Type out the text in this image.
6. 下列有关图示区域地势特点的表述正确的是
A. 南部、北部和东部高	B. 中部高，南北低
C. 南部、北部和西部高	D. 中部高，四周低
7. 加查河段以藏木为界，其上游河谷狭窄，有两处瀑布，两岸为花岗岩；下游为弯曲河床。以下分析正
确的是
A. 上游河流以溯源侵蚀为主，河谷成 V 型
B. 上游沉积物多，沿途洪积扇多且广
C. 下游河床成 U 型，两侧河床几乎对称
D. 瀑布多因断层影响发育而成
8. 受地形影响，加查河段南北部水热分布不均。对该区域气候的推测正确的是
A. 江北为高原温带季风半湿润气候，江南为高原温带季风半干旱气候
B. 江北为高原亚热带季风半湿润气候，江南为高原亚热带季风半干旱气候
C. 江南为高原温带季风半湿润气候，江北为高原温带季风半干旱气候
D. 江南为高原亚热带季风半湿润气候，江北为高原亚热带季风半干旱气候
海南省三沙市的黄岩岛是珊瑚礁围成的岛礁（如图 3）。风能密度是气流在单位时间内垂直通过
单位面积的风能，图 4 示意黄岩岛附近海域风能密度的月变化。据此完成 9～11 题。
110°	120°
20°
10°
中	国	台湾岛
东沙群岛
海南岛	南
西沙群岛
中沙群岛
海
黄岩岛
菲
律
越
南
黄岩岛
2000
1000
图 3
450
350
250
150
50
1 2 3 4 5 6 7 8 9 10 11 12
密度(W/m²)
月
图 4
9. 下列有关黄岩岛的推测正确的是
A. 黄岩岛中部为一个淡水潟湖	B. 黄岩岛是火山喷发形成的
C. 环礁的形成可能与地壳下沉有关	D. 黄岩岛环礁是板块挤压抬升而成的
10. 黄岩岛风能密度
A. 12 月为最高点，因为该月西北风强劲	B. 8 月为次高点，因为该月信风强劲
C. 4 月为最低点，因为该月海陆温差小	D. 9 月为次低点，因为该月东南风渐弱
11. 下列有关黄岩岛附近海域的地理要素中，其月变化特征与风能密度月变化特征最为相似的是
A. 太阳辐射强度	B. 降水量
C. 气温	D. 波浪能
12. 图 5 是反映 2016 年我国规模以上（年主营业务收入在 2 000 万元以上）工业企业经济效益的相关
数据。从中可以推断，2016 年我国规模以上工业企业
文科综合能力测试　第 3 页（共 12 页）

**Stated task**
Send back all of the entries exactly, with nothing missing.

**Output for this task**
Type out the text in this image.
6. 下列有关图示区域地势特点的表述正确的是
A. 南部、北部和东部高	B. 中部高，南北低
C. 南部、北部和西部高	D. 中部高，四周低
7. 加查河段以藏木为界，其上游河谷狭窄，有两处瀑布，两岸为花岗岩；下游为弯曲河床。以下分析正
确的是
A. 上游河流以溯源侵蚀为主，河谷成 V 型
B. 上游沉积物多，沿途洪积扇多且广
C. 下游河床成 U 型，两侧河床几乎对称
D. 瀑布多因断层影响发育而成
8. 受地形影响，加查河段南北部水热分布不均。对该区域气候的推测正确的是
A. 江北为高原温带季风半湿润气候，江南为高原温带季风半干旱气候
B. 江北为高原亚热带季风半湿润气候，江南为高原亚热带季风半干旱气候
C. 江南为高原温带季风半湿润气候，江北为高原温带季风半干旱气候
D. 江南为高原亚热带季风半湿润气候，江北为高原亚热带季风半干旱气候
海南省三沙市的黄岩岛是珊瑚礁围成的岛礁（如图 3）。风能密度是气流在单位时间内垂直通过
单位面积的风能，图 4 示意黄岩岛附近海域风能密度的月变化。据此完成 9～11 题。
110°	120°
20°
10°
中	国	台湾岛
东沙群岛
海南岛	南
西沙群岛
中沙群岛
海
黄岩岛
菲
律
越
南
黄岩岛
2000
1000
图 3
450
350
250
150
50
1 2 3 4 5 6 7 8 9 10 11 12
密度(W/m²)
月
图 4
9. 下列有关黄岩岛的推测正确的是
A. 黄岩岛中部为一个淡水潟湖	B. 黄岩岛是火山喷发形成的
C. 环礁的形成可能与地壳下沉有关	D. 黄岩岛环礁是板块挤压抬升而成的
10. 黄岩岛风能密度
A. 12 月为最高点，因为该月西北风强劲	B. 8 月为次高点，因为该月信风强劲
C. 4 月为最低点，因为该月海陆温差小	D. 9 月为次低点，因为该月东南风渐弱
11. 下列有关黄岩岛附近海域的地理要素中，其月变化特征与风能密度月变化特征最为相似的是
A. 太阳辐射强度	B. 降水量
C. 气温	D. 波浪能
12. 图 5 是反映 2016 年我国规模以上（年主营业务收入在 2 000 万元以上）工业企业经济效益的相关
数据。从中可以推断，2016 年我国规模以上工业企业
文科综合能力测试　第 3 页（共 12 页）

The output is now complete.